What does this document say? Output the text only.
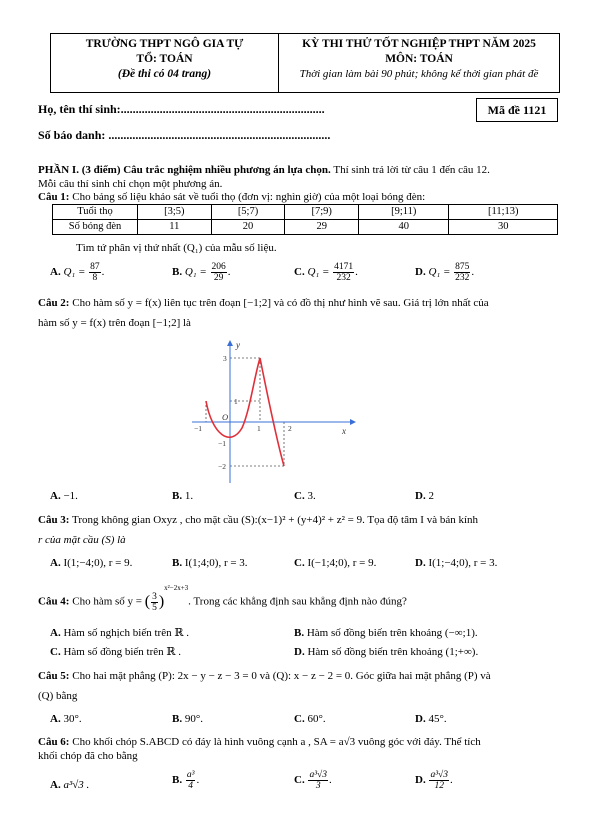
TRƯỜNG THPT NGÔ GIA TỰ
TỔ: TOÁN
(Đề thi có 04 trang)
KỲ THI THỬ TỐT NGHIỆP THPT NĂM 2025
MÔN: TOÁN
Thời gian làm bài 90 phút; không kể thời gian phát đề
Họ, tên thí sinh:....................................................................	Mã đề 1121
Số báo danh: ..........................................................................
PHẦN I. (3 điểm) Câu trắc nghiệm nhiều phương án lựa chọn. Thí sinh trả lời từ câu 1 đến câu 12.
Mỗi câu thí sinh chỉ chọn một phương án.
Câu 1: Cho bảng số liệu khảo sát về tuổi thọ (đơn vị: nghìn giờ) của một loại bóng đèn:
Tuổi thọ	[3;5)	[5;7)	[7;9)	[9;11)	[11;13)
Số bóng đèn	11	20	29	40	30
Tìm tứ phân vị thứ nhất (Q₁) của mẫu số liệu.
A. $Q_1 = \frac{87}{8}$ .	B. $Q_1 = \frac{206}{29}$ .	C. $Q_1 = \frac{4171}{232}$ .	D. $Q_1 = \frac{875}{232}$ .
Câu 2: Cho hàm số y = f(x) liên tục trên đoạn [−1;2] và có đồ thị như hình vẽ sau. Giá trị lớn nhất của
hàm số y = f(x) trên đoạn [−1;2] là
y
x
O
3
1
−1
−2
−1	1	2
A. −1.	B. 1.	C. 3.	D. 2
Câu 3: Trong không gian Oxyz , cho mặt cầu (S):(x−1)² + (y+4)² + z² = 9. Tọa độ tâm I và bán kính
r của mặt cầu (S) là
A. I(1;−4;0), r = 9.	B. I(1;4;0), r = 3.	C. I(−1;4;0), r = 9.	D. I(1;−4;0), r = 3.
Câu 4: Cho hàm số y = ( $\frac{3}{5} )^{x^2-2x+3}$. Trong các khẳng định sau khẳng định nào đúng?
A. Hàm số nghịch biến trên ℝ .	B. Hàm số đồng biến trên khoảng (−∞;1).
C. Hàm số đồng biến trên ℝ .	D. Hàm số đồng biến trên khoảng (1;+∞).
Câu 5: Cho hai mặt phẳng (P): 2x − y − z − 3 = 0 và (Q): x − z − 2 = 0. Góc giữa hai mặt phẳng (P) và
(Q) bằng
A. 30°.	B. 90°.	C. 60°.	D. 45°.
Câu 6: Cho khối chóp S.ABCD có đáy là hình vuông cạnh a , SA = a√3 vuông góc với đáy. Thể tích
khối chóp đã cho bằng
A. a³√3 .	B. $\frac{\text{a³}}{4}$ .	C. $\frac{\text{a³√3}}{3}$ .	D. $\frac{\text{a³√3}}{12}$ .
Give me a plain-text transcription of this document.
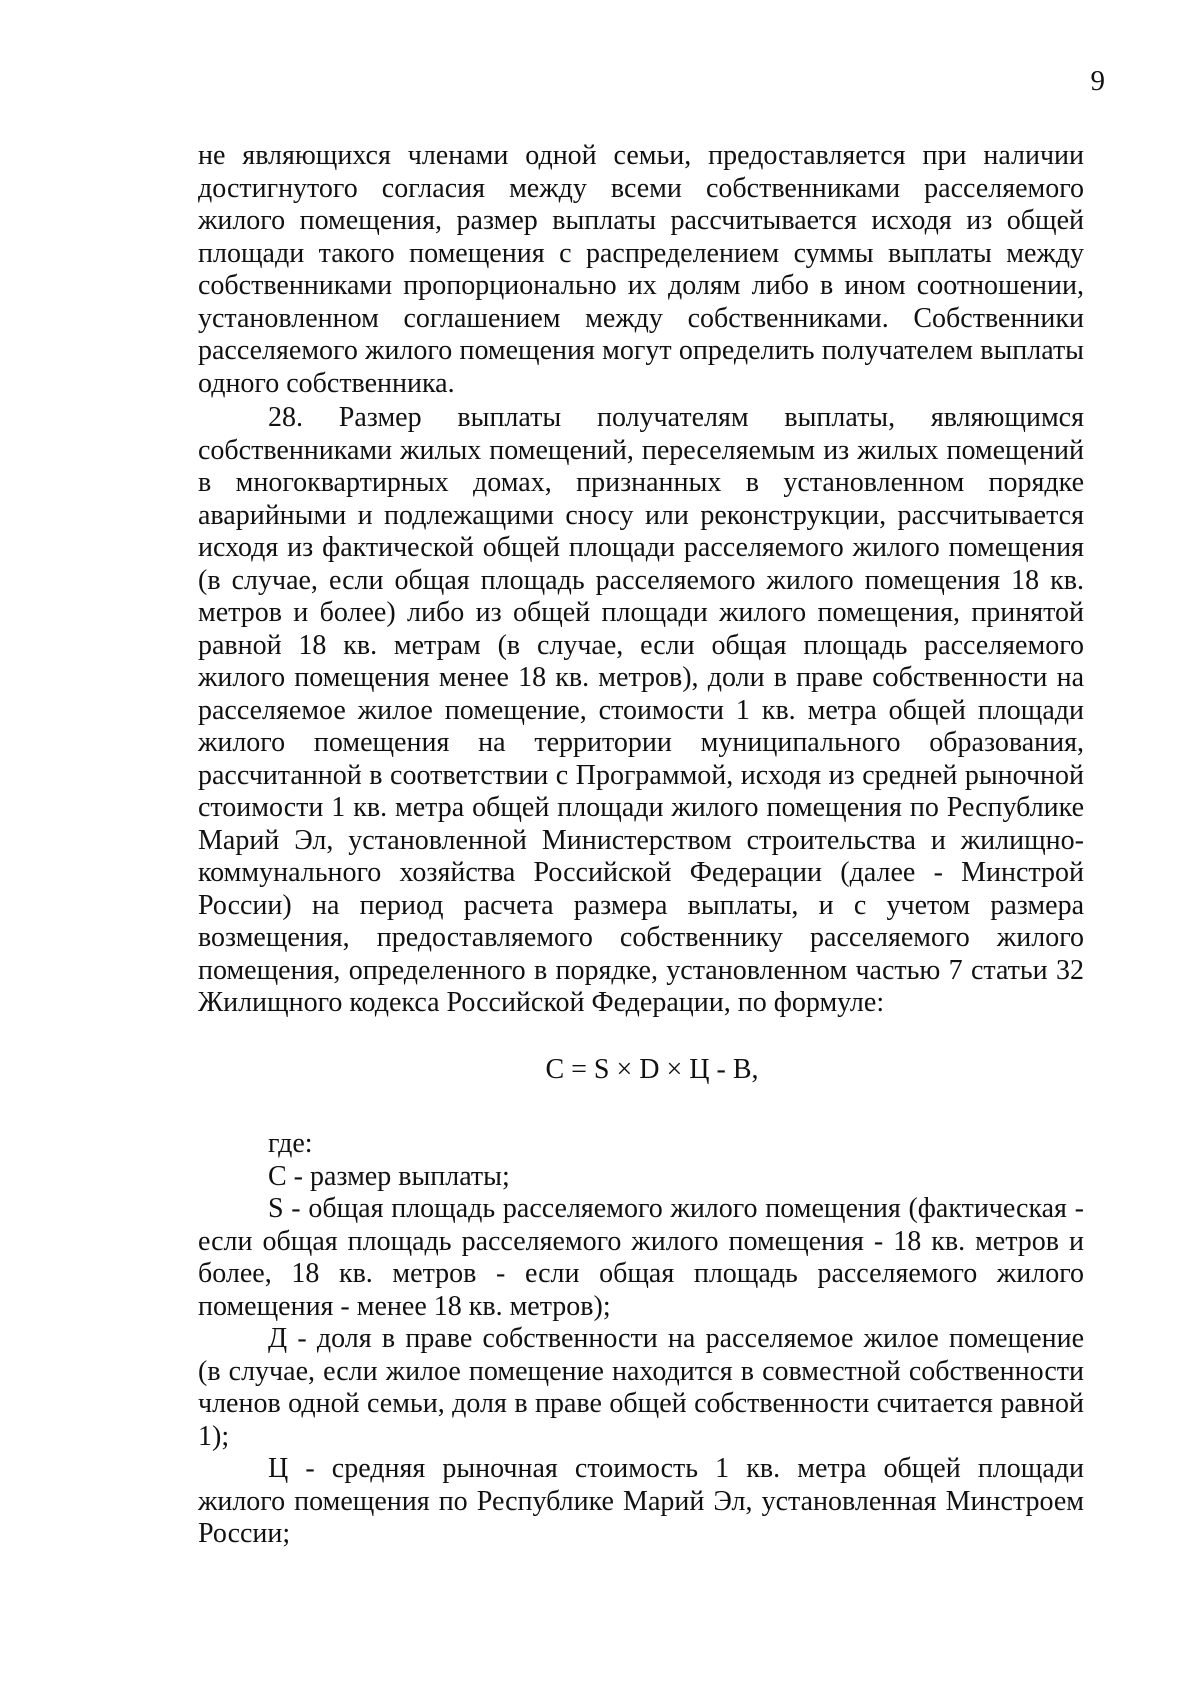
9

не являющихся членами одной семьи, предоставляется при наличии достигнутого согласия между всеми собственниками расселяемого жилого помещения, размер выплаты рассчитывается исходя из общей площади такого помещения с распределением суммы выплаты между собственниками пропорционально их долям либо в ином соотношении, установленном соглашением между собственниками. Собственники расселяемого жилого помещения могут определить получателем выплаты одного собственника.

28. Размер выплаты получателям выплаты, являющимся собственниками жилых помещений, переселяемым из жилых помещений в многоквартирных домах, признанных в установленном порядке аварийными и подлежащими сносу или реконструкции, рассчитывается исходя из фактической общей площади расселяемого жилого помещения (в случае, если общая площадь расселяемого жилого помещения 18 кв. метров и более) либо из общей площади жилого помещения, принятой равной 18 кв. метрам (в случае, если общая площадь расселяемого жилого помещения менее 18 кв. метров), доли в праве собственности на расселяемое жилое помещение, стоимости 1 кв. метра общей площади жилого помещения на территории муниципального образования, рассчитанной в соответствии с Программой, исходя из средней рыночной стоимости 1 кв. метра общей площади жилого помещения по Республике Марий Эл, установленной Министерством строительства и жилищно-коммунального хозяйства Российской Федерации (далее - Минстрой России) на период расчета размера выплаты, и с учетом размера возмещения, предоставляемого собственнику расселяемого жилого помещения, определенного в порядке, установленном частью 7 статьи 32 Жилищного кодекса Российской Федерации, по формуле:

C = S × D × Ц - B,

где:

C - размер выплаты;

S - общая площадь расселяемого жилого помещения (фактическая - если общая площадь расселяемого жилого помещения - 18 кв. метров и более, 18 кв. метров - если общая площадь расселяемого жилого помещения - менее 18 кв. метров);

Д - доля в праве собственности на расселяемое жилое помещение (в случае, если жилое помещение находится в совместной собственности членов одной семьи, доля в праве общей собственности считается равной 1);

Ц - средняя рыночная стоимость 1 кв. метра общей площади жилого помещения по Республике Марий Эл, установленная Минстроем России;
════
Exercise: In the records above, collect each line with "trên".

Output below:
Câu 2: Cho hàm số y = f(x) liên tục trên đoạn [−1;2] và có đồ thị như hình vẽ sau. Giá trị lớn nhất của
hàm số y = f(x) trên đoạn [−1;2] là
A. Hàm số nghịch biến trên ℝ .	B. Hàm số đồng biến trên khoảng (−∞;1).
C. Hàm số đồng biến trên ℝ .	D. Hàm số đồng biến trên khoảng (1;+∞).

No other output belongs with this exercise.